(Dataset rows describing interfaces)
<<<<

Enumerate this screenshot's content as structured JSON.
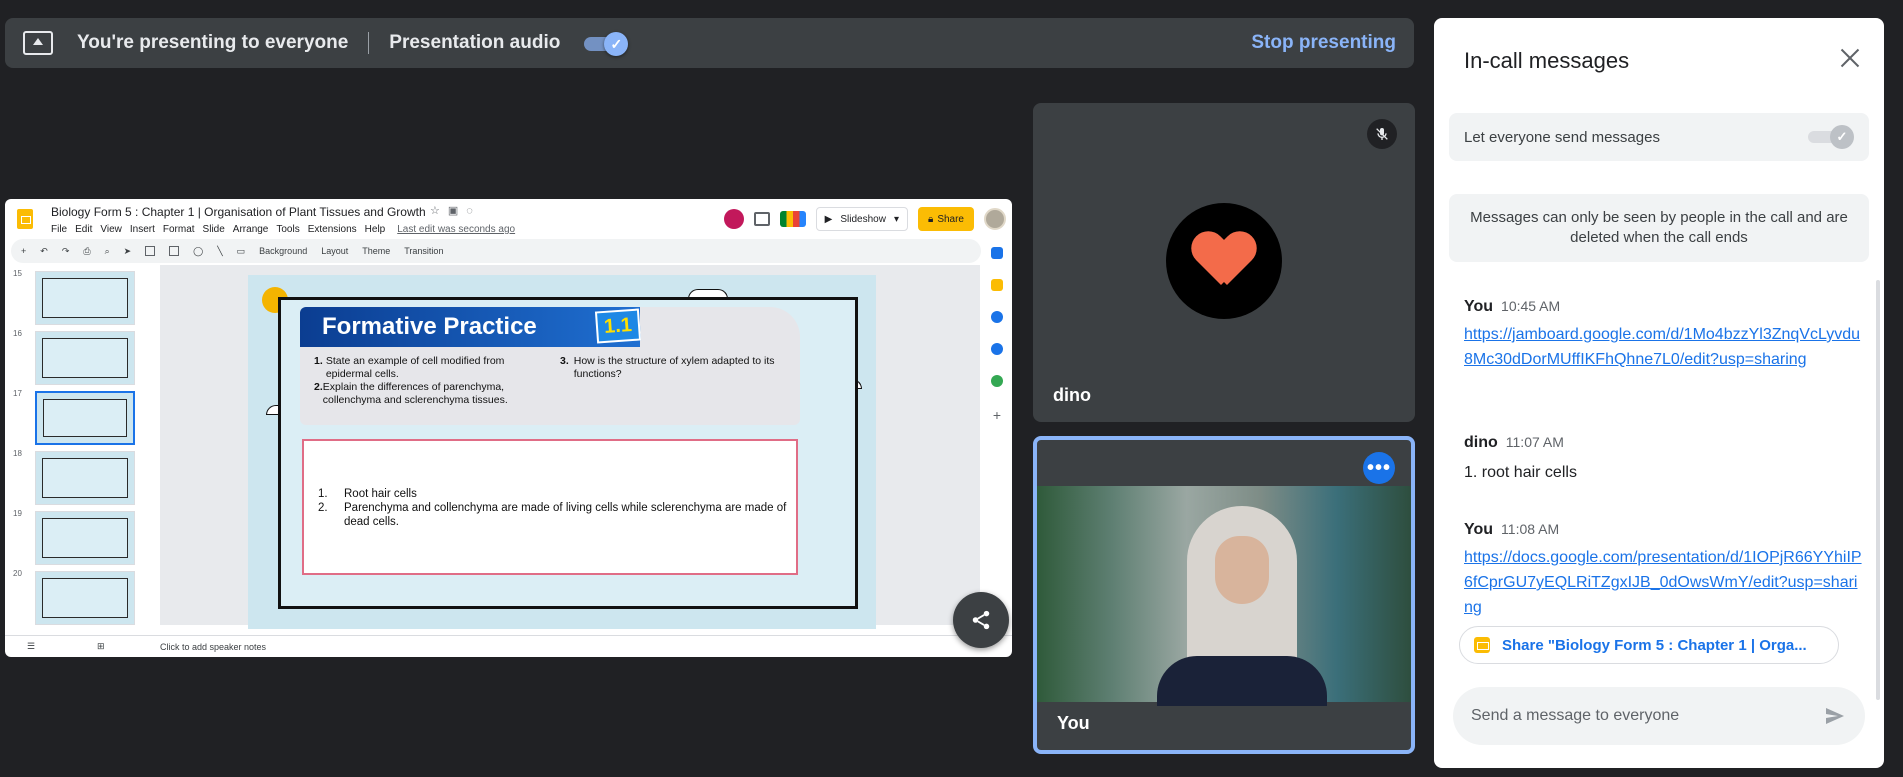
{
  "presenting_bar": {
    "status_text": "You're presenting to everyone",
    "audio_label": "Presentation audio",
    "audio_enabled": true,
    "stop_label": "Stop presenting"
  },
  "slides": {
    "doc_title": "Biology Form 5 : Chapter 1 | Organisation of Plant Tissues and Growth",
    "menu": [
      "File",
      "Edit",
      "View",
      "Insert",
      "Format",
      "Slide",
      "Arrange",
      "Tools",
      "Extensions",
      "Help"
    ],
    "last_edit": "Last edit was seconds ago",
    "slideshow_label": "Slideshow",
    "share_label": "Share",
    "toolbar": [
      "Background",
      "Layout",
      "Theme",
      "Transition"
    ],
    "slide_numbers": [
      "15",
      "16",
      "17",
      "18",
      "19",
      "20"
    ],
    "selected_slide": "17",
    "notes_placeholder": "Click to add speaker notes",
    "slide_content": {
      "heading": "Formative Practice",
      "badge": "1.1",
      "q1_num": "1.",
      "q1": "State an example of cell modified from epidermal cells.",
      "q2_num": "2.",
      "q2": "Explain the differences of parenchyma, collenchyma and sclerenchyma tissues.",
      "q3_num": "3.",
      "q3": "How is the structure of xylem adapted to its functions?",
      "a1_num": "1.",
      "a1": "Root hair cells",
      "a2_num": "2.",
      "a2": "Parenchyma and collenchyma are made of living cells while sclerenchyma are made of dead cells."
    }
  },
  "tiles": {
    "dino_name": "dino",
    "you_name": "You",
    "more_label": "•••"
  },
  "chat": {
    "title": "In-call messages",
    "let_everyone_label": "Let everyone send messages",
    "info_text": "Messages can only be seen by people in the call and are deleted when the call ends",
    "messages": [
      {
        "sender": "You",
        "time": "10:45 AM",
        "link": "https://jamboard.google.com/d/1Mo4bzzYl3ZnqVcLyvdu8Mc30dDorMUffIKFhQhne7L0/edit?usp=sharing"
      },
      {
        "sender": "dino",
        "time": "11:07 AM",
        "text": "1. root hair cells"
      },
      {
        "sender": "You",
        "time": "11:08 AM",
        "link": "https://docs.google.com/presentation/d/1IOPjR66YYhiIP6fCprGU7yEQLRiTZgxIJB_0dOwsWmY/edit?usp=sharing"
      }
    ],
    "share_chip": "Share \"Biology Form 5 : Chapter 1 | Orga...",
    "send_placeholder": "Send a message to everyone"
  },
  "colors": {
    "accent_blue": "#8ab4f8",
    "link_blue": "#1a73e8",
    "slides_yellow": "#fbbc04",
    "background": "#202124"
  }
}
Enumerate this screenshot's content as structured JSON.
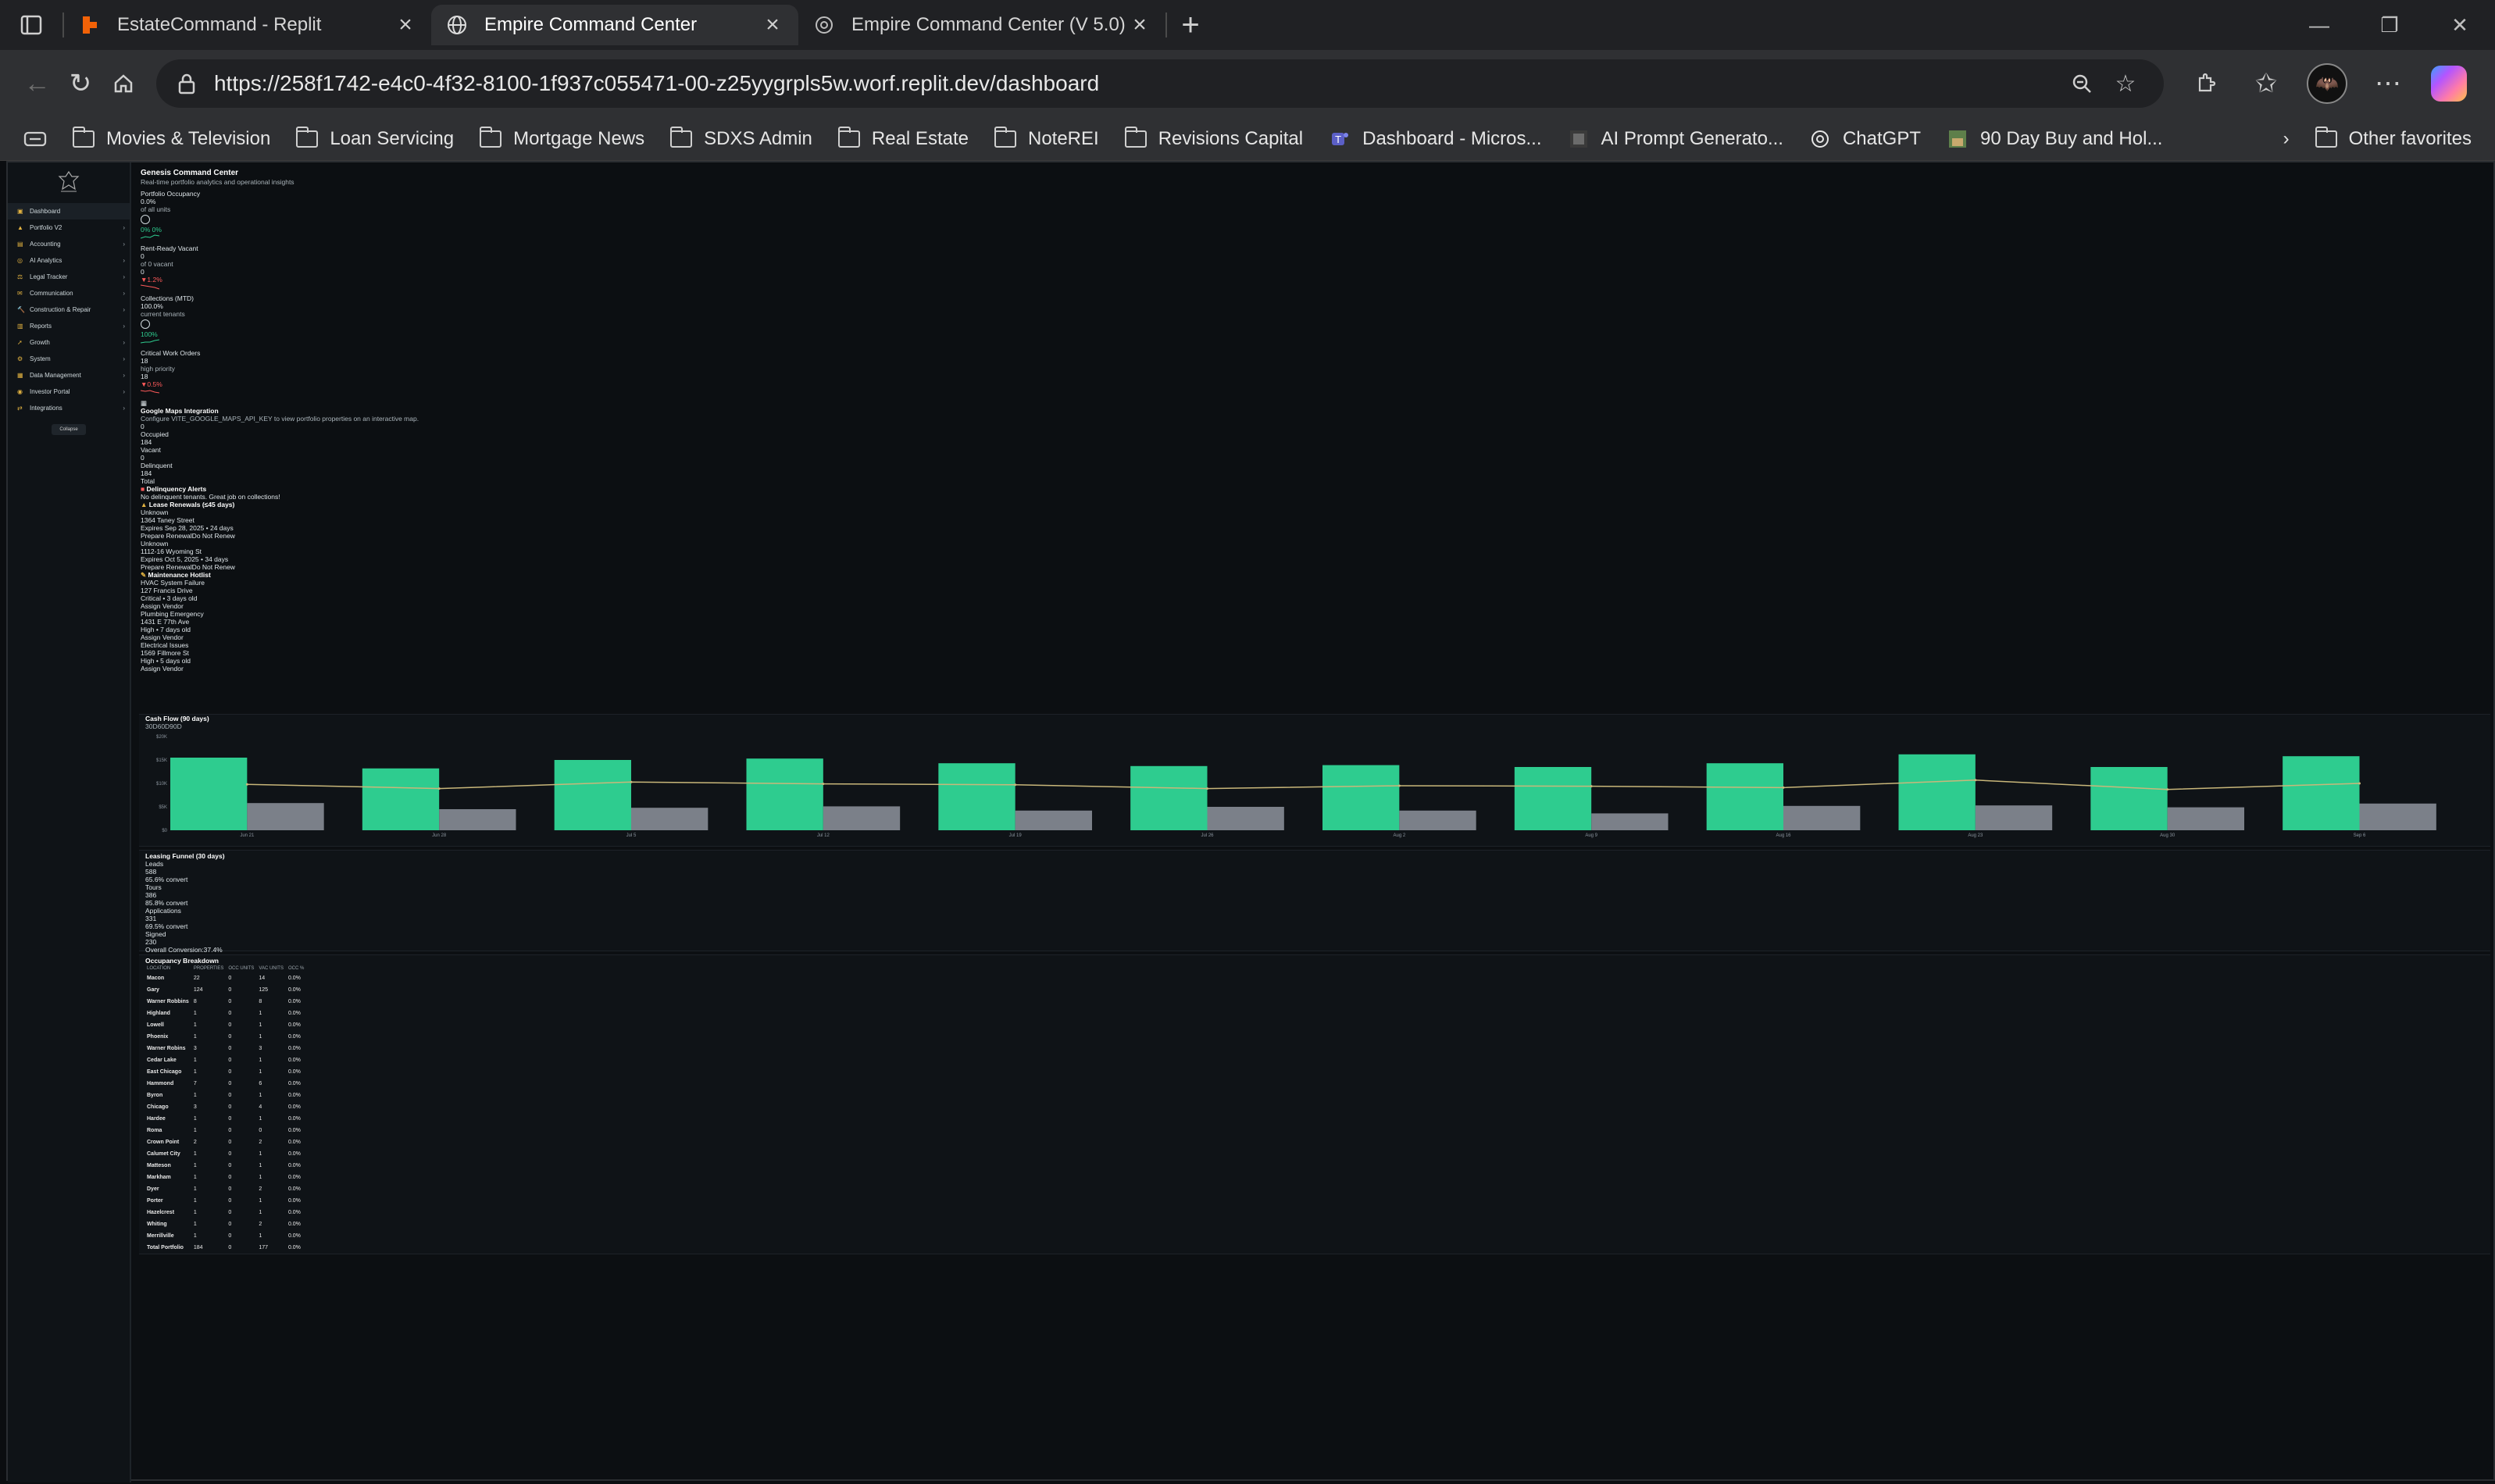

>>>>

Copy all of the records verbatim, omitting the pictures.

Enumerate this screenshot's content as structured JSON.
{
  "presenting_bar": {
    "status_text": "You're presenting to everyone",
    "audio_label": "Presentation audio",
    "audio_enabled": true,
    "stop_label": "Stop presenting"
  },
  "slides": {
    "doc_title": "Biology Form 5 : Chapter 1 | Organisation of Plant Tissues and Growth",
    "menu": [
      "File",
      "Edit",
      "View",
      "Insert",
      "Format",
      "Slide",
      "Arrange",
      "Tools",
      "Extensions",
      "Help"
    ],
    "last_edit": "Last edit was seconds ago",
    "slideshow_label": "Slideshow",
    "share_label": "Share",
    "toolbar": [
      "Background",
      "Layout",
      "Theme",
      "Transition"
    ],
    "slide_numbers": [
      "15",
      "16",
      "17",
      "18",
      "19",
      "20"
    ],
    "selected_slide": "17",
    "notes_placeholder": "Click to add speaker notes",
    "slide_content": {
      "heading": "Formative Practice",
      "badge": "1.1",
      "q1_num": "1.",
      "q1": "State an example of cell modified from epidermal cells.",
      "q2_num": "2.",
      "q2": "Explain the differences of parenchyma, collenchyma and sclerenchyma tissues.",
      "q3_num": "3.",
      "q3": "How is the structure of xylem adapted to its functions?",
      "a1_num": "1.",
      "a1": "Root hair cells",
      "a2_num": "2.",
      "a2": "Parenchyma and collenchyma are made of living cells while sclerenchyma are made of dead cells."
    }
  },
  "tiles": {
    "dino_name": "dino",
    "you_name": "You",
    "more_label": "•••"
  },
  "chat": {
    "title": "In-call messages",
    "let_everyone_label": "Let everyone send messages",
    "info_text": "Messages can only be seen by people in the call and are deleted when the call ends",
    "messages": [
      {
        "sender": "You",
        "time": "10:45 AM",
        "link": "https://jamboard.google.com/d/1Mo4bzzYl3ZnqVcLyvdu8Mc30dDorMUffIKFhQhne7L0/edit?usp=sharing"
      },
      {
        "sender": "dino",
        "time": "11:07 AM",
        "text": "1. root hair cells"
      },
      {
        "sender": "You",
        "time": "11:08 AM",
        "link": "https://docs.google.com/presentation/d/1IOPjR66YYhiIP6fCprGU7yEQLRiTZgxIJB_0dOwsWmY/edit?usp=sharing"
      }
    ],
    "share_chip": "Share \"Biology Form 5 : Chapter 1 | Orga...",
    "send_placeholder": "Send a message to everyone"
  },
  "colors": {
    "accent_blue": "#8ab4f8",
    "link_blue": "#1a73e8",
    "slides_yellow": "#fbbc04",
    "background": "#202124"
  }
}
Enumerate this screenshot's content as structured JSON.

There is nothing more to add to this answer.